**WORK INSTRUCTIONS**
1 - In the dumbbell side bend guide below, at what point should the lean to the side stop?
2 - From the dumbbell side bend guide below, write out the passage that begins at the words "3. Place your" and ends after the words "throughout the exercise.".

How to perform Dumbbell Side Bend with proper form

Starting Position:

  1. Stand upright with your feet shoulder-width apart.
  2. Hold a dumbbell in one hand, allowing it to hang at your side.
  3. Place your opposite hand on your hip or allow it to hang naturally.

Movement:

  1. Keep your core engaged to stabilize your torso.
  2. Slowly lean to the side where you are holding the dumbbell, bending at the waist.
  3. Lower the dumbbell toward the knee while keeping your back straight.
  4. Stop when you feel a stretch in your oblique muscles, ensuring not to twist your torso.
  5. Return to the starting position by contracting your obliques to pull yourself back upright.

Tips:

  • Perform the movement in a controlled manner to avoid momentum.
  • Keep your head aligned with your spine throughout the exercise.
  • Avoid leaning forward or backward; maintain a straight line from your head to your hips.

Common Mistakes:

  • Overextending the movement beyond a comfortable range.
  • Twisting the torso instead of bending sideways.
  • Holding your breath; remember to breathe steadily.

Variations:

  • Perform the exercise seated for more stability.
  • Use a lighter weight to focus on form if you're new to the exercise.

**DATA**
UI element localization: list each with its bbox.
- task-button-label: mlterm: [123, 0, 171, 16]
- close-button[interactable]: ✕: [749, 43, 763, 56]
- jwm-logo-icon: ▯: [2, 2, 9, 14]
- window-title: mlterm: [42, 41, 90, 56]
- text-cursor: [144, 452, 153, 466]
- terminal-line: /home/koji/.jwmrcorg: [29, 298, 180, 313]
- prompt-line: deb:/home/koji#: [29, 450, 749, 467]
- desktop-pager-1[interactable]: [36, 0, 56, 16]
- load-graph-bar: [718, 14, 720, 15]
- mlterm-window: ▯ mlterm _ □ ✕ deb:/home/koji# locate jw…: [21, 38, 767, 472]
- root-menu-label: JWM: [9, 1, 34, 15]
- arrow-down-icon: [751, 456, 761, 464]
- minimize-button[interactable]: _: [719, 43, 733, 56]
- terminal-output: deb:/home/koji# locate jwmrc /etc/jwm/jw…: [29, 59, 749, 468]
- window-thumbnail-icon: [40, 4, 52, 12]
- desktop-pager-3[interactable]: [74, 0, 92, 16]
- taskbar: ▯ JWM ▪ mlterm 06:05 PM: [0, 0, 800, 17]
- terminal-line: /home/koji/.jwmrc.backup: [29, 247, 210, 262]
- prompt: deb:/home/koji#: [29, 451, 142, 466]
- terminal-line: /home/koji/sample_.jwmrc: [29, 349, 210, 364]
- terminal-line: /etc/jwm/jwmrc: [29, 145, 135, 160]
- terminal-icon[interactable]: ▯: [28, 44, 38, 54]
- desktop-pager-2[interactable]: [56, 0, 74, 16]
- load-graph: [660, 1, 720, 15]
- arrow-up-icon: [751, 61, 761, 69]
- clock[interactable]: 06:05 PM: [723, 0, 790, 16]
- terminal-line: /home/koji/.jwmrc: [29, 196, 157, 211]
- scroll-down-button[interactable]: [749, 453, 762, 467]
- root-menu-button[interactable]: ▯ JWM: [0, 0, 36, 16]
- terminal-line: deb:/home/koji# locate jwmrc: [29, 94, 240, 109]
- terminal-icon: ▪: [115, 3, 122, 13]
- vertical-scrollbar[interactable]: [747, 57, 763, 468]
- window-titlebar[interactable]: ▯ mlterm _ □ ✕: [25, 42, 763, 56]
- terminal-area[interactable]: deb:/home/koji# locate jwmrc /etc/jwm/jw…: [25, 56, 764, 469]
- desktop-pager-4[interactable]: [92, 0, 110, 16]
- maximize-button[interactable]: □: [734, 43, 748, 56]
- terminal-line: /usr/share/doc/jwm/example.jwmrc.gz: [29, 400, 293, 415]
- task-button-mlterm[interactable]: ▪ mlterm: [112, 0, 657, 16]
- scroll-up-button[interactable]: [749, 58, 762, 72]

**SOLUTIONS**
1 - When you feel a stretch in your oblique muscles.

2 -
3. Place your opposite hand on your hip or allow it to hang naturally.

Movement:

  1. Keep your core engaged to stabilize your torso.
  2. Slowly lean to the side where you are holding the dumbbell, bending at the waist.
  3. Lower the dumbbell toward the knee while keeping your back straight.
  4. Stop when you feel a stretch in your oblique muscles, ensuring not to twist your torso.
  5. Return to the starting position by contracting your obliques to pull yourself back upright.

Tips:

  • Perform the movement in a controlled manner to avoid momentum.
  • Keep your head aligned with your spine throughout the exercise.